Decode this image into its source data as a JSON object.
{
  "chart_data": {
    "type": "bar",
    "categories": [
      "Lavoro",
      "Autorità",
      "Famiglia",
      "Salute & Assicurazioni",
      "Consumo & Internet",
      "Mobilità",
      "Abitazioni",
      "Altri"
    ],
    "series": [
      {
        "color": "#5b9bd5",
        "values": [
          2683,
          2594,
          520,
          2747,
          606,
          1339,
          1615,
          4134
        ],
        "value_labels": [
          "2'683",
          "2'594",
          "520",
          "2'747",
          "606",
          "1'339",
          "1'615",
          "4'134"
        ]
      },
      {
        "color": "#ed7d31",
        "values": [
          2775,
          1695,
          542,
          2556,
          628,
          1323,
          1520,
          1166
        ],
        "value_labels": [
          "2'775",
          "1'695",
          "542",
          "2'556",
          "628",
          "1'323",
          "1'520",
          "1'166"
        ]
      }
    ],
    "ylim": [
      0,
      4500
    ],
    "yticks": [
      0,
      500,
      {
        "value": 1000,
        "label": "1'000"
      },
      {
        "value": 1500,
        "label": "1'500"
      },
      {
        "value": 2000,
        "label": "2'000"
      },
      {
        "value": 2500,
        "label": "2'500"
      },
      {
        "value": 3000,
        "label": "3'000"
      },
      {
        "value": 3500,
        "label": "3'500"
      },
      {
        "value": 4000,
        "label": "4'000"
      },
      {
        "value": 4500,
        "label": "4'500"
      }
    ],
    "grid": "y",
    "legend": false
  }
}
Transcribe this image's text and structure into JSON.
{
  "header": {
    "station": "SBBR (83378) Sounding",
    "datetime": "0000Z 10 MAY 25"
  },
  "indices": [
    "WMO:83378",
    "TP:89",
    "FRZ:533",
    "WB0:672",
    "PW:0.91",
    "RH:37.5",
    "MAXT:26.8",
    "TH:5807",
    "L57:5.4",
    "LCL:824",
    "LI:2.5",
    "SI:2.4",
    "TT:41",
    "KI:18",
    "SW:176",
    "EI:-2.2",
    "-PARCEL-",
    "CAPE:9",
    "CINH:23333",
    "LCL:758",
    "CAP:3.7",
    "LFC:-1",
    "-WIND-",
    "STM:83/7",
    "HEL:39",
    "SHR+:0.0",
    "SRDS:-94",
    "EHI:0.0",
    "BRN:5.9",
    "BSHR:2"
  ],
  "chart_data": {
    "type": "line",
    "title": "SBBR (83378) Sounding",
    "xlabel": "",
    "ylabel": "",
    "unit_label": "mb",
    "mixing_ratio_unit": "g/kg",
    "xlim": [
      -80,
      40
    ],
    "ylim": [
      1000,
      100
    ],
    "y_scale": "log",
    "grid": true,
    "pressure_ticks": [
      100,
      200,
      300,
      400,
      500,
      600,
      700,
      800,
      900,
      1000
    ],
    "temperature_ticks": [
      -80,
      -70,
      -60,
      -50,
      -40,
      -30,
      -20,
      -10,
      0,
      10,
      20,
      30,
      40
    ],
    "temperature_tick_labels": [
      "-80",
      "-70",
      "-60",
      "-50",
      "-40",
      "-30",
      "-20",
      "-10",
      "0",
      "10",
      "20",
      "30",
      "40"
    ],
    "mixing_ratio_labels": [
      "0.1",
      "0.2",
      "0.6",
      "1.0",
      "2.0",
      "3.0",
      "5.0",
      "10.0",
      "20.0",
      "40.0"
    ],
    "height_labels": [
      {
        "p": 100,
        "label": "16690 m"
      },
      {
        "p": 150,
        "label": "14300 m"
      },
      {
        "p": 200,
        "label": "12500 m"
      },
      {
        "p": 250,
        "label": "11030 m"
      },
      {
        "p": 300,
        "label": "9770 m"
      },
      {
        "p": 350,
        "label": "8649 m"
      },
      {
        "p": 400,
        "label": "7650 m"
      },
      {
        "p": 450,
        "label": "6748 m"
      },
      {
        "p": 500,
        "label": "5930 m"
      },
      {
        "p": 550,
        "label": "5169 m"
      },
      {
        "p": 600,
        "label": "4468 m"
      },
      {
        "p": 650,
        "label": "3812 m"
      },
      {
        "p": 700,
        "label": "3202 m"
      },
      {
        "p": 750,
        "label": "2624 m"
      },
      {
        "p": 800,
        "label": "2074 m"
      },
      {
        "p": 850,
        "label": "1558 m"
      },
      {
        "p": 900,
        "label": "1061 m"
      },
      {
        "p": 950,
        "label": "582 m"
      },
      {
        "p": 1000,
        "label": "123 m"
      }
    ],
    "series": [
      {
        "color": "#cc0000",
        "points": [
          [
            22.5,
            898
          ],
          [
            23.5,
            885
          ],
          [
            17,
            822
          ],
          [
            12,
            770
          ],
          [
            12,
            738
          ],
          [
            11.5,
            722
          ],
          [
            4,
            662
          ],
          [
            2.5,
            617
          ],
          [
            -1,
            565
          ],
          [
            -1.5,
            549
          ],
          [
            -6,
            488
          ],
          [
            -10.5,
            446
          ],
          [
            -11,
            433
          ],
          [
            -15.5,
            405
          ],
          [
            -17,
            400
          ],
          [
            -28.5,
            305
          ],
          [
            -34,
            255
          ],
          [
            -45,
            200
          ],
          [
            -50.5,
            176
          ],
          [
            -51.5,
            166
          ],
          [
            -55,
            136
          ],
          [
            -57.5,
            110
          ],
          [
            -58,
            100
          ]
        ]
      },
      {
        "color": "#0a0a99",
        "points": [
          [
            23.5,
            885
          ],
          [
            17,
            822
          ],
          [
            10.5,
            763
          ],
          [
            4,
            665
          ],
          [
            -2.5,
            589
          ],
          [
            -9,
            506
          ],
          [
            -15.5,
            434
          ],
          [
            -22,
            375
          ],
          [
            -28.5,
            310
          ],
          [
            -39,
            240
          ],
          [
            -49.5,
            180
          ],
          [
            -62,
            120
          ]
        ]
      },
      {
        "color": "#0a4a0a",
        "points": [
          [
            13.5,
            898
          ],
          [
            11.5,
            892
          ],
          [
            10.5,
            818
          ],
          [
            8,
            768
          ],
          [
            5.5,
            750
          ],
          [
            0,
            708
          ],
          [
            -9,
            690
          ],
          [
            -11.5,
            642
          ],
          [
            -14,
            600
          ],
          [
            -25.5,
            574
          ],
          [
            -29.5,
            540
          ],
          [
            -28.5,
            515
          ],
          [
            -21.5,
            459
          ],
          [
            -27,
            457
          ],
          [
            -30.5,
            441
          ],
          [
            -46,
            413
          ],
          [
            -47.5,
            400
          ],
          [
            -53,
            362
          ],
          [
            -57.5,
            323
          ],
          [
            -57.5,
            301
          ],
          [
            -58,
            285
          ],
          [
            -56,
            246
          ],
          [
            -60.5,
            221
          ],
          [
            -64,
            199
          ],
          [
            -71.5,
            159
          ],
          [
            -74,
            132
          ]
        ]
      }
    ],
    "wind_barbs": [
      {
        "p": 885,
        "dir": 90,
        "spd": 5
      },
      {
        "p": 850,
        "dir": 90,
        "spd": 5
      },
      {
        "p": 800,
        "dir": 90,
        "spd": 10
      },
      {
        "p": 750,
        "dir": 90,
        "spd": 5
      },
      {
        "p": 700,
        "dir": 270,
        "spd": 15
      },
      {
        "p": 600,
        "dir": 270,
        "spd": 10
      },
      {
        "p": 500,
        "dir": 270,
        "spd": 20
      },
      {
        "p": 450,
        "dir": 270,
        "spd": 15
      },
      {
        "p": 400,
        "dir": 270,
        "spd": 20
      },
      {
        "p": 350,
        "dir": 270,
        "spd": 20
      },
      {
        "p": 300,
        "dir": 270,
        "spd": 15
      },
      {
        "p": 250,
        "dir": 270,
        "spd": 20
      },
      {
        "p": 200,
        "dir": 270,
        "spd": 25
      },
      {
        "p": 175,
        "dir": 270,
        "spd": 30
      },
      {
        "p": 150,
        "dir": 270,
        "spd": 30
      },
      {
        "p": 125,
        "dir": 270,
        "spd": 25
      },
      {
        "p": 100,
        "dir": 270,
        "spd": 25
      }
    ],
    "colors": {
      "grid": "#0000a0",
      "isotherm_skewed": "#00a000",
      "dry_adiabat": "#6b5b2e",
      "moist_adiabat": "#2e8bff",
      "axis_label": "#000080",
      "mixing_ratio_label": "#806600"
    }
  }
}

» **What is being asked**: Report the number of lines in the listing that include the string "into"; give nothing but the number.

» **Solution to the problem**: 2